Report the number of lines that include "xmax", with no additional text.

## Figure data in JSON
-- begin --

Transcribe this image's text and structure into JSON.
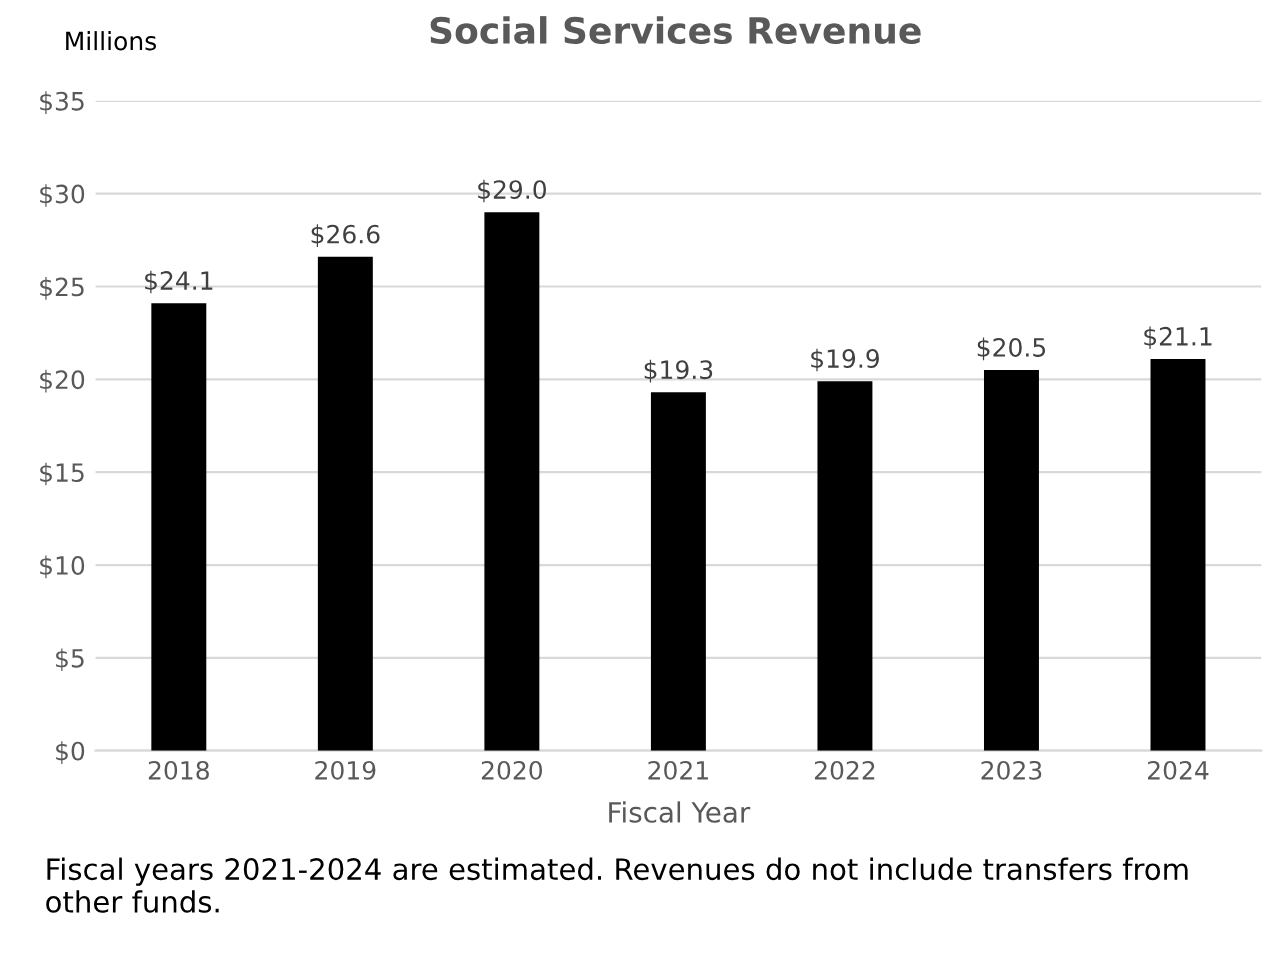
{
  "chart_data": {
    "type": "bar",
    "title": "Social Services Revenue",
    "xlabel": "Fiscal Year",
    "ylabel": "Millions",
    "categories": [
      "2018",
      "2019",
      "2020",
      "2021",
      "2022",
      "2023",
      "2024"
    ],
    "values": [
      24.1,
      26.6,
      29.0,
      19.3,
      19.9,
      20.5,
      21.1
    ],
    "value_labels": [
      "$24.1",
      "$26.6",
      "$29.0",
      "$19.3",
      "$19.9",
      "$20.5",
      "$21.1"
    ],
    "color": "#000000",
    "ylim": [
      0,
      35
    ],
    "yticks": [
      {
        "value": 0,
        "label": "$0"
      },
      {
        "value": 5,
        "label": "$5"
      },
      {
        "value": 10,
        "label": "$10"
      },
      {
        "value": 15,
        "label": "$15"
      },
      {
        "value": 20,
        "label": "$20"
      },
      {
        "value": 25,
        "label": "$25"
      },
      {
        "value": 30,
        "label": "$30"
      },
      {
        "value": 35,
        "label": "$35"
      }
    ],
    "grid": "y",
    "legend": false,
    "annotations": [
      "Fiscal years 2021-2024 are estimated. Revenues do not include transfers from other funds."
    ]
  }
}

-- end --
-- begin --

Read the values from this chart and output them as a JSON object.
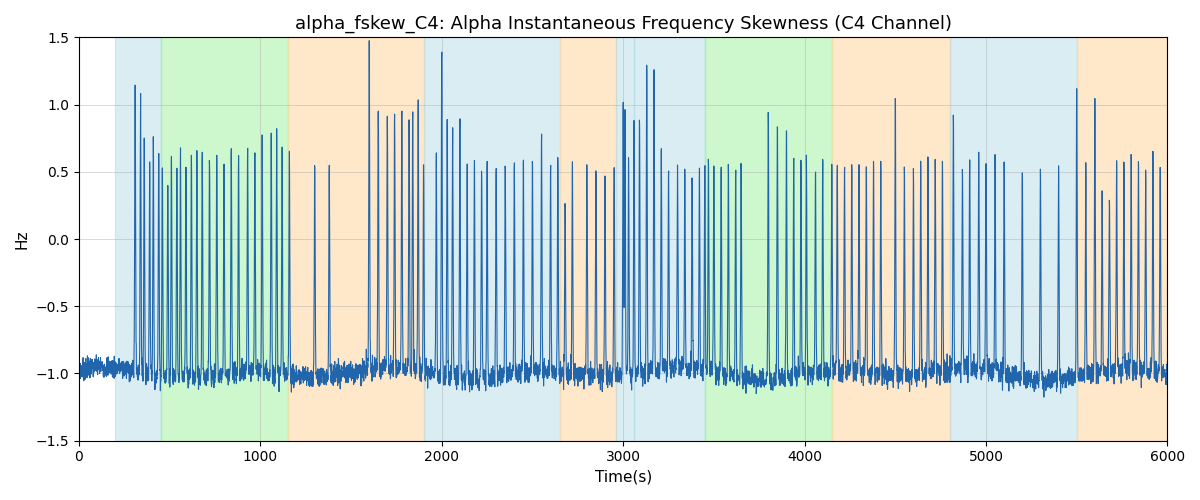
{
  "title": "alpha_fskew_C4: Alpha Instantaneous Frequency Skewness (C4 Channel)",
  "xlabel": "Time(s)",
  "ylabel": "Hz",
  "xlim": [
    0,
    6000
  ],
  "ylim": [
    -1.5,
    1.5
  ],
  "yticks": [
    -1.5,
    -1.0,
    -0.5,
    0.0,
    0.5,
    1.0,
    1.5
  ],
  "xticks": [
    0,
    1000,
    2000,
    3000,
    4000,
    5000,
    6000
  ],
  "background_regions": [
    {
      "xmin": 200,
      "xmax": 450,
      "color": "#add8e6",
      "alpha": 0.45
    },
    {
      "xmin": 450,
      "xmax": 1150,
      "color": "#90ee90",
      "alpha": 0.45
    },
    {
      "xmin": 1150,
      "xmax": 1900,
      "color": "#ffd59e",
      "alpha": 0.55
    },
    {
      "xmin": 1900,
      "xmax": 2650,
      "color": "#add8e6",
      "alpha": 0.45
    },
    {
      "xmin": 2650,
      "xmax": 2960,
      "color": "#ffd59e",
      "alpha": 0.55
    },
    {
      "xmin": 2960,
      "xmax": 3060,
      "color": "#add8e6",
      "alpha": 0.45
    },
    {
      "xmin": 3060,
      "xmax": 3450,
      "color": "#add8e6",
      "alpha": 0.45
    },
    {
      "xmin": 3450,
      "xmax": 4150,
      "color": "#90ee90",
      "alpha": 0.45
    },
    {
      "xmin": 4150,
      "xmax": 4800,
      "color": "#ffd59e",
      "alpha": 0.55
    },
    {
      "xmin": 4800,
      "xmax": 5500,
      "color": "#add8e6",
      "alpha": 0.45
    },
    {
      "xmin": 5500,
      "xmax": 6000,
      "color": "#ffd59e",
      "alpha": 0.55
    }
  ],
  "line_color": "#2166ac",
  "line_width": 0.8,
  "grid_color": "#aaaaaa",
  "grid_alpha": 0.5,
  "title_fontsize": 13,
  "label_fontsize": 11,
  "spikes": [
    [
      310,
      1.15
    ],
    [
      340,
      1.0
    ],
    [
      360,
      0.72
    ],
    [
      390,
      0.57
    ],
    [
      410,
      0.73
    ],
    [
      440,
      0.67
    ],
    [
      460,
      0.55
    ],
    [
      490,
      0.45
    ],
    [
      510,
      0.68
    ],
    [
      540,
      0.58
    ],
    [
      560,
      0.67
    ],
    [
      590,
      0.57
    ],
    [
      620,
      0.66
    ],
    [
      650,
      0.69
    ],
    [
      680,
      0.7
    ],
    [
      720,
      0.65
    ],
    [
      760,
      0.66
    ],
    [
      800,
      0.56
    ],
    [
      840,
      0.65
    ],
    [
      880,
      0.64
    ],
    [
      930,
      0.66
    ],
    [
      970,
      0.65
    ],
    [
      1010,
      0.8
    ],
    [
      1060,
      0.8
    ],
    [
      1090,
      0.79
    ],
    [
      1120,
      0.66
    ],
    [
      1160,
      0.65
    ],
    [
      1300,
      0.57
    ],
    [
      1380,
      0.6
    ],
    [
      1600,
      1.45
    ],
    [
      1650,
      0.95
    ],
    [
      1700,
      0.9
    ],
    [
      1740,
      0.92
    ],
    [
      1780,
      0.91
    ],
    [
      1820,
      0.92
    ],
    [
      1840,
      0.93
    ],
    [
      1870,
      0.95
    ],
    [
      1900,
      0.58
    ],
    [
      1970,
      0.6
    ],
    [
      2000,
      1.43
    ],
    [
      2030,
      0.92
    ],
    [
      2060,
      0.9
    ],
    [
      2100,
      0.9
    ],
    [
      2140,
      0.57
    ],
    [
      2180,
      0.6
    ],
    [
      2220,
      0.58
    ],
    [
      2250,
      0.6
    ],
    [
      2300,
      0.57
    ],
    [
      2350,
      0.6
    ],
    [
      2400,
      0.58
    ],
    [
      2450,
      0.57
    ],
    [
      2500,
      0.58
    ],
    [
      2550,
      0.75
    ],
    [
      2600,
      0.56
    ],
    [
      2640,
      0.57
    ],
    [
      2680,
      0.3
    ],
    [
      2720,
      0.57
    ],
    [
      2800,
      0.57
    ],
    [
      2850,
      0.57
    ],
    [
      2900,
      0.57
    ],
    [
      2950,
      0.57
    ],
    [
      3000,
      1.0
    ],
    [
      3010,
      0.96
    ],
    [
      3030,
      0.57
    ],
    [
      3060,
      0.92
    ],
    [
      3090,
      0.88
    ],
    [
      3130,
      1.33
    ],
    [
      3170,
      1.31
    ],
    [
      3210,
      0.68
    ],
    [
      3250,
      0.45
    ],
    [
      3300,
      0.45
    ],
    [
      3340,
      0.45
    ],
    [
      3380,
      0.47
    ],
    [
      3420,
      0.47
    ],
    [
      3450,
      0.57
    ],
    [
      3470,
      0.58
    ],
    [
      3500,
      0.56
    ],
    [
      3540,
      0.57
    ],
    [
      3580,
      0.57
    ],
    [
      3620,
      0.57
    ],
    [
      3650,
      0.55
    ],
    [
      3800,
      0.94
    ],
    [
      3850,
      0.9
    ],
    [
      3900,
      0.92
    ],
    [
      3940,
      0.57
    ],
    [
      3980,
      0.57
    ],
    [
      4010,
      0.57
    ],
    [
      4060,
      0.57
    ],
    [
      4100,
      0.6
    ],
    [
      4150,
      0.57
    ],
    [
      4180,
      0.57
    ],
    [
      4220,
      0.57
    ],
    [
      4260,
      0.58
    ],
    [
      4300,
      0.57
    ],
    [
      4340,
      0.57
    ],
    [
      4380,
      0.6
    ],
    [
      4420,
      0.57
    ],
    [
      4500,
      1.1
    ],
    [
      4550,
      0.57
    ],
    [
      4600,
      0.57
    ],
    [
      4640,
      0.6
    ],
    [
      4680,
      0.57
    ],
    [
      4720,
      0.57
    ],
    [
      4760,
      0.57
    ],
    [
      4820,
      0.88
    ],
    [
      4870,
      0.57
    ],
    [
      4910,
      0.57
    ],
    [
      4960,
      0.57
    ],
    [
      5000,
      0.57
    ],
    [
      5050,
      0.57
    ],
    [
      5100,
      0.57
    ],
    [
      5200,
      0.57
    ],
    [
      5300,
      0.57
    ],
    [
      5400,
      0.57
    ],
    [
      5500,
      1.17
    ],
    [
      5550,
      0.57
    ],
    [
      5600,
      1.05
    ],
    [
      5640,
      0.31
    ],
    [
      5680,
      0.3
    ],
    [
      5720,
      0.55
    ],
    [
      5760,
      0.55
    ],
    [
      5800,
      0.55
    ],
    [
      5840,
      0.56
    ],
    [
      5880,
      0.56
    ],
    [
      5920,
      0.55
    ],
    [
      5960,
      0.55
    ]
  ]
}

-- end --

## Result
11